## [Brief A]
Lay out the records from the line with "day-info-line: Daylight: 13 hours [562,232,658,245]" through the line with "day-info-line: Sunset: 6:40" as a JSON list of strings, one string per line, with blank lines omitted.

## [Text provided]
====================
[CONJ-484] Aurora failover => ArrayIndexOutOfBoundsException / AccessDenied - Jira

Details

Type: Bug
Status: Closed (View Workflow)
Priority: Critical
Resolution: Incomplete
Affects Version/s: 1.5.9
Fix Version/s: N/A
Component/s: aurora
Labels:
None
Environment:
Aurora

Description

Hi all,

I'm running Aurora failover testing with the help of MariaDB connector recently and discovered this weird issue.

Preparation:

Aurora cluster with 2 instances: test-01 and test-02, cluster end point is test-cluster.
jdbcUrl="jdbc:mysql:aurora://test-cluster.rds.amazonaws.com:3306/Test?log=true"
Using MariaDB connector version 1.5.9 due to concern on usePipeAuth.
Java server application have all kinds of queries hitting db server.

Test1:

test-01 is the writer and test-02 is the reader.
launch server application.
Result: fine.
(Clean up by terminating server application)

Test2:

Click failover in AWS console for test cluster.
Wait until it completes: test-02 is the writer and test-01 is the reader
launch server application
Result: getting exception.
(Clean up by terminating server application)

Exception:

Caused by: java.lang.ArrayIndexOutOfBoundsException: -10

    at org.mariadb.jdbc.internal.util.buffer.Buffer.readShort(Buffer.java:98) ~[server.jar:?]

    at org.mariadb.jdbc.internal.packet.dao.ColumnInformation.<init>(ColumnInformation.java:148) ~[server.jar:?]

    at org.mariadb.jdbc.internal.protocol.AbstractQueryProtocol.readResultSet(AbstractQueryProtocol.java:1195) ~[server.jar:?]

    at org.mariadb.jdbc.internal.protocol.AbstractQueryProtocol.readPacket(AbstractQueryProtocol.java:1089) ~[server.jar:?]

    at org.mariadb.jdbc.internal.protocol.AbstractQueryProtocol.getResult(AbstractQueryProtocol.java:1031) ~[server.jar:?]

    at org.mariadb.jdbc.internal.protocol.AbstractQueryProtocol.executeQuery(AbstractQueryProtocol.java:203) ~[server.jar:?]

    at sun.reflect.GeneratedMethodAccessor25.invoke(Unknown Source) ~[?:?]

    at sun.reflect.DelegatingMethodAccessorImpl.invoke(DelegatingMethodAccessorImpl.java:43) ~[?:1.8.0_121]

    at java.lang.reflect.Method.invoke(Method.java:498) ~[?:1.8.0_121]

    at org.mariadb.jdbc.internal.failover.AbstractMastersListener.invoke(AbstractMastersListener.java:355) ~[server.jar:?]

    at org.mariadb.jdbc.internal.failover.FailoverProxy.executeInvocation(FailoverProxy.java:200) ~[server.jar:?]

    at org.mariadb.jdbc.internal.failover.FailoverProxy.invoke(FailoverProxy.java:192) ~[server.jar:?]

    at com.sun.proxy.$Proxy42.executeQuery(Unknown Source) ~[?:?]

    at org.mariadb.jdbc.MariaDbClientPreparedStatement.executeInternal(MariaDbClientPreparedStatement.java:224) ~[server.jar:?]

    at org.mariadb.jdbc.MariaDbClientPreparedStatement.executeQuery(MariaDbClientPreparedStatement.java:177) ~[server.jar:?]

Note:

Tested on the same environment with com.mysql.jdbc driver and removed "aurora" from jdbc url and things are working fine => issue comes from mariadb driver.
====================
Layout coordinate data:

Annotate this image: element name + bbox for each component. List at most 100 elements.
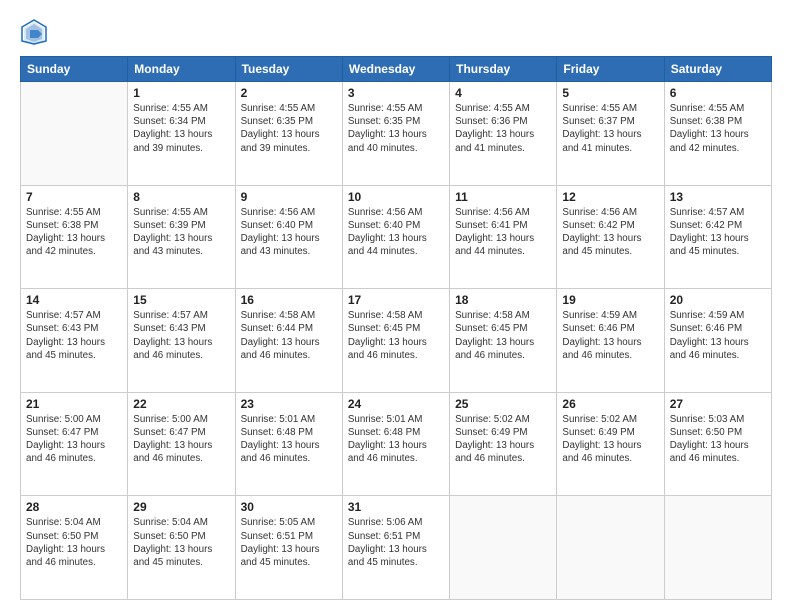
day-info-line: Daylight: 13 hours [562,232,658,245]
day-info-line: Daylight: 13 hours [133,543,229,556]
day-info-line: Daylight: 13 hours [670,232,766,245]
day-info-line: Sunrise: 4:58 AM [455,309,551,322]
day-info-line: and 42 minutes. [26,245,122,258]
day-info-line: Sunset: 6:40 PM [241,219,337,232]
day-info-line: Sunrise: 4:55 AM [670,102,766,115]
day-info-line: Sunset: 6:43 PM [133,322,229,335]
day-info-line: and 45 minutes. [241,556,337,569]
day-header-sunday: Sunday [21,57,128,82]
day-header-thursday: Thursday [450,57,557,82]
day-info-line: Daylight: 13 hours [348,128,444,141]
day-info-line: and 45 minutes. [133,556,229,569]
day-info-line: Sunrise: 4:55 AM [26,206,122,219]
day-info-line: Daylight: 13 hours [241,128,337,141]
calendar-cell: 30Sunrise: 5:05 AMSunset: 6:51 PMDayligh… [235,496,342,600]
calendar-week-row: 14Sunrise: 4:57 AMSunset: 6:43 PMDayligh… [21,289,772,393]
calendar-cell: 8Sunrise: 4:55 AMSunset: 6:39 PMDaylight… [128,185,235,289]
day-number: 30 [241,500,337,514]
day-info-line: Sunset: 6:51 PM [241,530,337,543]
day-info-line: Sunset: 6:50 PM [670,426,766,439]
day-info-line: Sunrise: 5:00 AM [133,413,229,426]
day-info-line: and 40 minutes. [348,142,444,155]
day-number: 12 [562,190,658,204]
day-info-line: and 46 minutes. [241,349,337,362]
day-info-line: Sunrise: 4:56 AM [348,206,444,219]
day-info-line: Sunrise: 4:55 AM [133,206,229,219]
day-info-line: Sunset: 6:45 PM [348,322,444,335]
calendar-cell [450,496,557,600]
day-info-line: Daylight: 13 hours [241,439,337,452]
day-info-line: Daylight: 13 hours [562,128,658,141]
calendar-cell: 13Sunrise: 4:57 AMSunset: 6:42 PMDayligh… [664,185,771,289]
day-info-line: Daylight: 13 hours [670,128,766,141]
calendar-cell: 5Sunrise: 4:55 AMSunset: 6:37 PMDaylight… [557,82,664,186]
calendar-cell: 1Sunrise: 4:55 AMSunset: 6:34 PMDaylight… [128,82,235,186]
day-info-line: and 46 minutes. [26,452,122,465]
calendar-cell: 19Sunrise: 4:59 AMSunset: 6:46 PMDayligh… [557,289,664,393]
calendar-cell: 10Sunrise: 4:56 AMSunset: 6:40 PMDayligh… [342,185,449,289]
day-number: 23 [241,397,337,411]
day-number: 20 [670,293,766,307]
day-info-line: Sunrise: 4:55 AM [455,102,551,115]
day-info-line: and 45 minutes. [348,556,444,569]
day-info-line: Sunset: 6:46 PM [562,322,658,335]
day-info-line: Sunset: 6:49 PM [455,426,551,439]
day-info-line: Sunrise: 4:59 AM [670,309,766,322]
day-header-wednesday: Wednesday [342,57,449,82]
day-info-line: Sunrise: 5:05 AM [241,516,337,529]
day-info-line: and 41 minutes. [562,142,658,155]
day-info-line: Sunset: 6:48 PM [348,426,444,439]
day-info-line: Daylight: 13 hours [133,439,229,452]
day-info-line: and 42 minutes. [670,142,766,155]
day-number: 13 [670,190,766,204]
day-info-line: Sunrise: 5:01 AM [348,413,444,426]
day-info-line: Sunset: 6:42 PM [670,219,766,232]
day-info-line: Sunset: 6:34 PM [133,115,229,128]
day-number: 11 [455,190,551,204]
day-header-saturday: Saturday [664,57,771,82]
day-info-line: and 46 minutes. [241,452,337,465]
day-info-line: Sunrise: 4:58 AM [348,309,444,322]
day-info-line: and 45 minutes. [26,349,122,362]
day-info-line: Sunset: 6:49 PM [562,426,658,439]
day-header-friday: Friday [557,57,664,82]
day-info-line: Daylight: 13 hours [26,336,122,349]
calendar-page: SundayMondayTuesdayWednesdayThursdayFrid… [0,0,792,612]
calendar-cell: 18Sunrise: 4:58 AMSunset: 6:45 PMDayligh… [450,289,557,393]
day-info-line: Sunset: 6:43 PM [26,322,122,335]
day-number: 28 [26,500,122,514]
day-info-line: Daylight: 13 hours [562,336,658,349]
day-number: 27 [670,397,766,411]
day-number: 4 [455,86,551,100]
day-info-line: Sunrise: 4:57 AM [133,309,229,322]
calendar-header-row: SundayMondayTuesdayWednesdayThursdayFrid… [21,57,772,82]
day-info-line: Daylight: 13 hours [455,336,551,349]
day-number: 25 [455,397,551,411]
day-info-line: and 46 minutes. [562,349,658,362]
day-info-line: and 44 minutes. [348,245,444,258]
day-info-line: and 46 minutes. [133,452,229,465]
calendar-cell [557,496,664,600]
day-info-line: Daylight: 13 hours [670,336,766,349]
day-number: 29 [133,500,229,514]
day-info-line: Sunrise: 4:57 AM [26,309,122,322]
day-number: 2 [241,86,337,100]
day-info-line: and 46 minutes. [562,452,658,465]
day-number: 24 [348,397,444,411]
calendar-cell [21,82,128,186]
calendar-cell: 22Sunrise: 5:00 AMSunset: 6:47 PMDayligh… [128,392,235,496]
day-info-line: and 46 minutes. [670,452,766,465]
day-info-line: and 39 minutes. [241,142,337,155]
day-info-line: Daylight: 13 hours [133,336,229,349]
day-number: 17 [348,293,444,307]
day-info-line: Daylight: 13 hours [241,232,337,245]
day-number: 7 [26,190,122,204]
day-info-line: and 43 minutes. [133,245,229,258]
day-number: 1 [133,86,229,100]
day-info-line: and 46 minutes. [133,349,229,362]
logo-icon [20,18,48,46]
logo [20,18,52,46]
day-info-line: Sunrise: 4:58 AM [241,309,337,322]
day-info-line: and 46 minutes. [348,349,444,362]
day-info-line: and 41 minutes. [455,142,551,155]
====================
## [Brief B]
Output the passage of the Aurora failover bug report from "Aurora cluster with" to "Result: fine." word for word.

## [Correct output A]
[
  "day-info-line: Daylight: 13 hours [562,232,658,245]",
  "day-info-line: Daylight: 13 hours [133,543,229,556]",
  "day-info-line: Daylight: 13 hours [670,232,766,245]",
  "day-info-line: Sunrise: 4:58 AM [455,309,551,322]",
  "day-info-line: and 42 minutes. [26,245,122,258]",
  "day-info-line: Sunset: 6:40 PM [241,219,337,232]"
]

## [Correct output B]
Aurora cluster with 2 instances: test-01 and test-02, cluster end point is test-cluster.
jdbcUrl="jdbc:mysql:aurora://test-cluster.rds.amazonaws.com:3306/Test?log=true"
Using MariaDB connector version 1.5.9 due to concern on usePipeAuth.
Java server application have all kinds of queries hitting db server.

Test1:

test-01 is the writer and test-02 is the reader.
launch server application.
Result: fine.